* Begin *

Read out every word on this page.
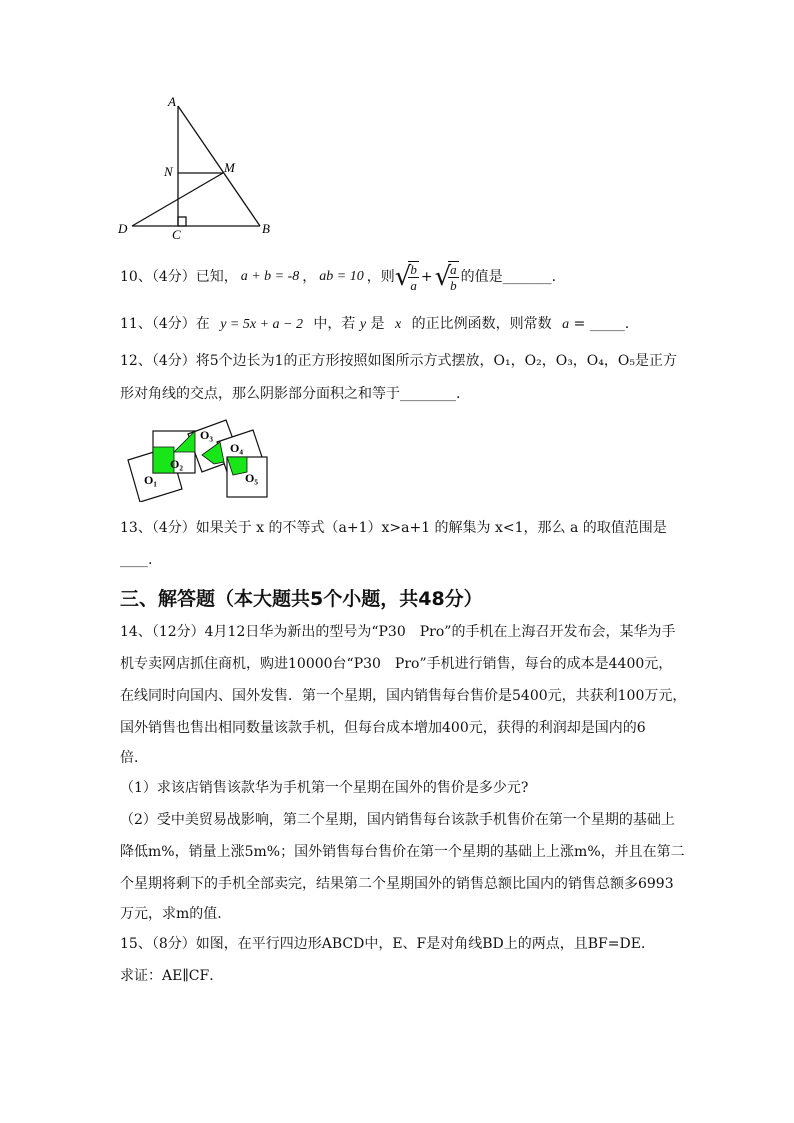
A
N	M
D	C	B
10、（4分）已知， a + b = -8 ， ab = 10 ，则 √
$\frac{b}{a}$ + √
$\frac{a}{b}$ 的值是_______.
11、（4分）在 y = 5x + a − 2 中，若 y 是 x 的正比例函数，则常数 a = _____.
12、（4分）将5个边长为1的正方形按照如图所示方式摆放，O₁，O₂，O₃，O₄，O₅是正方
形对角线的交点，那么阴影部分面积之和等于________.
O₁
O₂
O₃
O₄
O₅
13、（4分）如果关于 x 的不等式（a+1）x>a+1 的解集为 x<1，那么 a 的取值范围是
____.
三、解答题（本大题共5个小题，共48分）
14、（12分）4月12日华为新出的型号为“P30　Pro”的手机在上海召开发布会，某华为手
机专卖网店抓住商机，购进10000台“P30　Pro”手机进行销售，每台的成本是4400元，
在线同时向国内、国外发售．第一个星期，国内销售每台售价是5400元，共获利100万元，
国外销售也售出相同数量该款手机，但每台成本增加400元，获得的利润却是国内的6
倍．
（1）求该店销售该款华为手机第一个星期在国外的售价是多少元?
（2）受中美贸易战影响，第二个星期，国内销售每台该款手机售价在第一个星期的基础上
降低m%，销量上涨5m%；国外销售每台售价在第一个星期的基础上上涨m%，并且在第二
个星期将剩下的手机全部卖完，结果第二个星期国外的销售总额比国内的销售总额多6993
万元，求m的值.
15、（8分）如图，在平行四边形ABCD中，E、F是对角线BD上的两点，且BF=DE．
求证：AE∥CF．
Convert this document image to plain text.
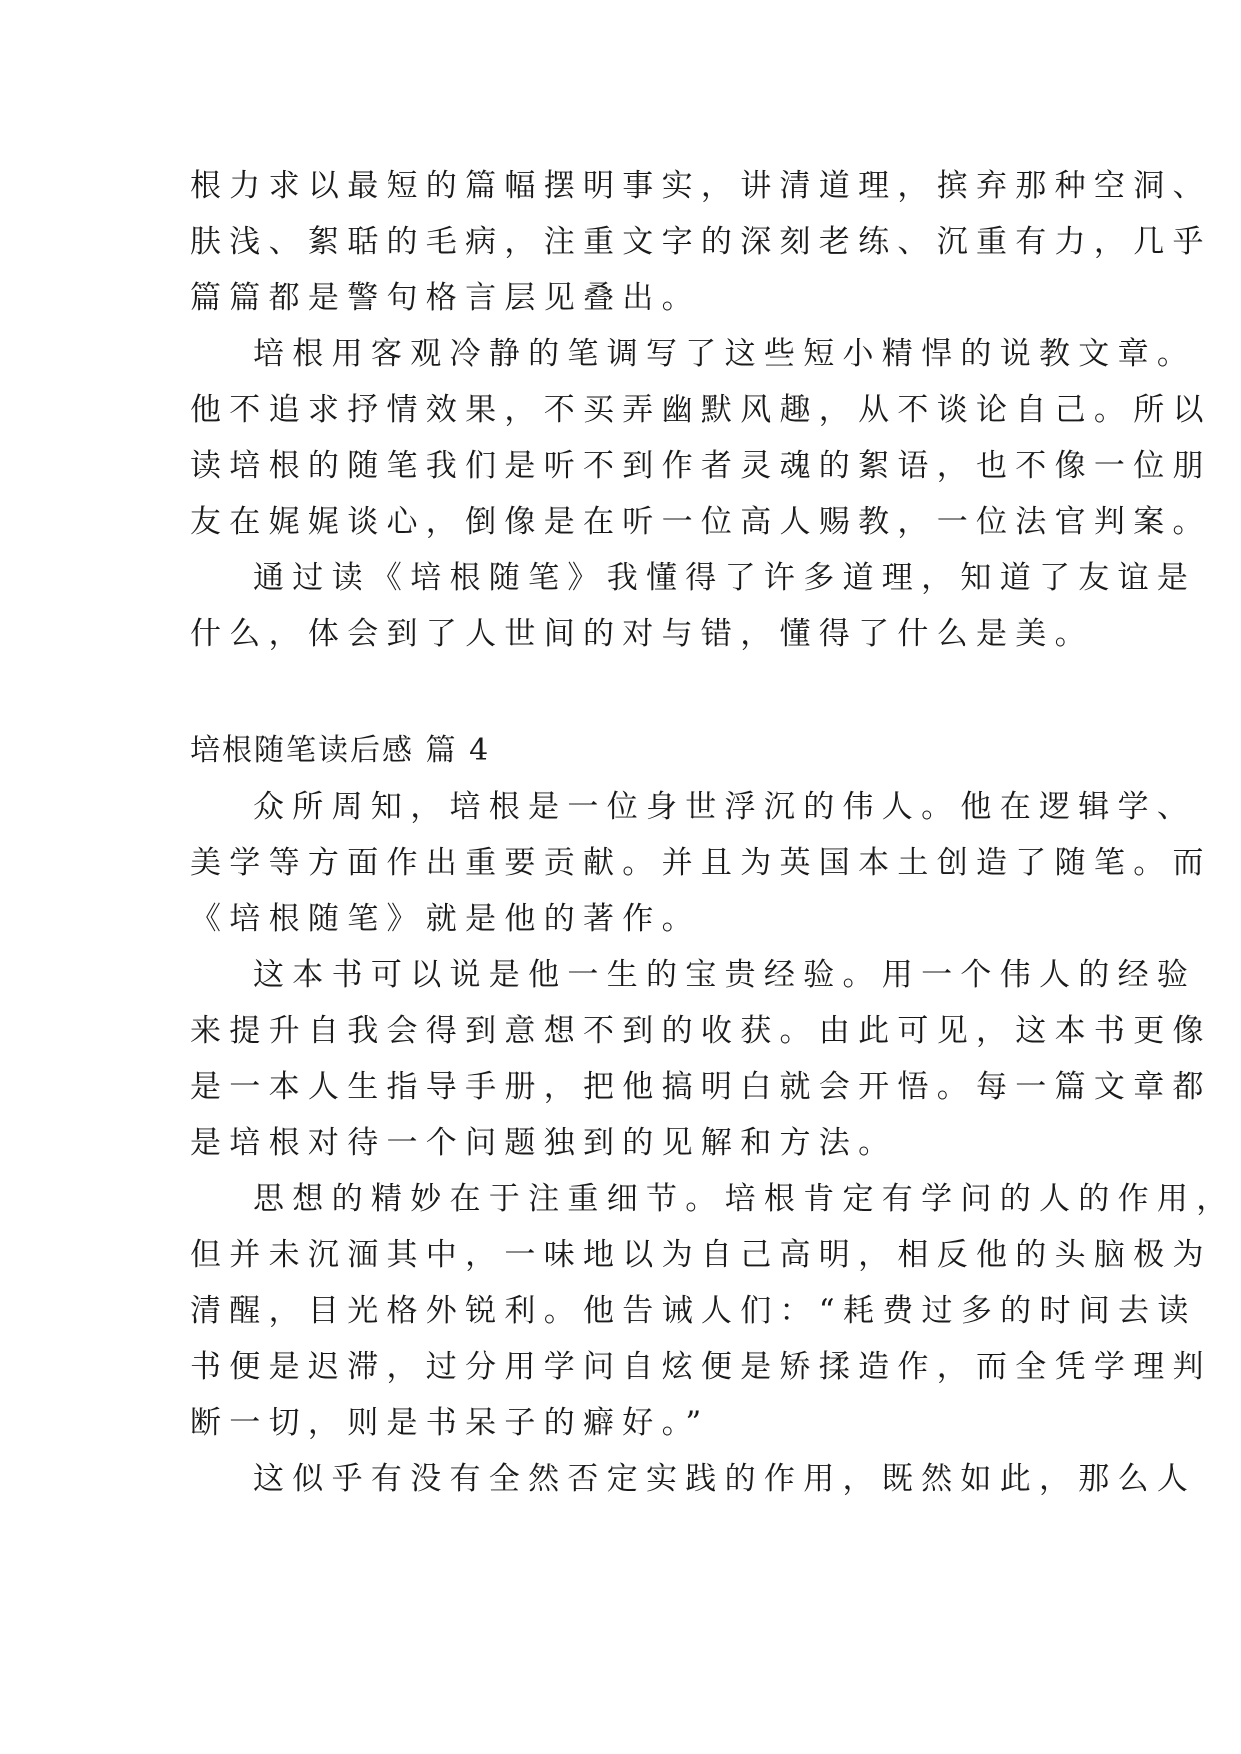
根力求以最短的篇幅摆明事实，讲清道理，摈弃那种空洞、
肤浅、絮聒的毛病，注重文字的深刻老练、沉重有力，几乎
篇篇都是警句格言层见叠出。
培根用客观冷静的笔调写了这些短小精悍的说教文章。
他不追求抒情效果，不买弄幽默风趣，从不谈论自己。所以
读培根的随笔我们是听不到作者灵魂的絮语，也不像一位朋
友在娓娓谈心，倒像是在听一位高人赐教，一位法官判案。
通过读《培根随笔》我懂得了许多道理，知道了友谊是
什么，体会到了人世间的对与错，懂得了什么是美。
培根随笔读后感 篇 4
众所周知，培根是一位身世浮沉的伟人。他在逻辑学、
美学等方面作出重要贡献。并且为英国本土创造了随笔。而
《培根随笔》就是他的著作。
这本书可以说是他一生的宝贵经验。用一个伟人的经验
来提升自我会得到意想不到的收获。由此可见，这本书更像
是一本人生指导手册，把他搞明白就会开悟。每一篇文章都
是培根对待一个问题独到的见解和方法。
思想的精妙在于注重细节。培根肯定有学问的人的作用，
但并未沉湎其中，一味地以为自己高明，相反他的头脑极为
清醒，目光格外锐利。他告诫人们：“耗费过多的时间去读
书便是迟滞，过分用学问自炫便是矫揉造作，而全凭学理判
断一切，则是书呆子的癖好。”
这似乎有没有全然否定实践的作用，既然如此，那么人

* End *

Each line in the entries above that includes the string "this" should be extracted.

COMPLETE OUTPUT:
Read out every word on this page.
Convert this document image to plain text.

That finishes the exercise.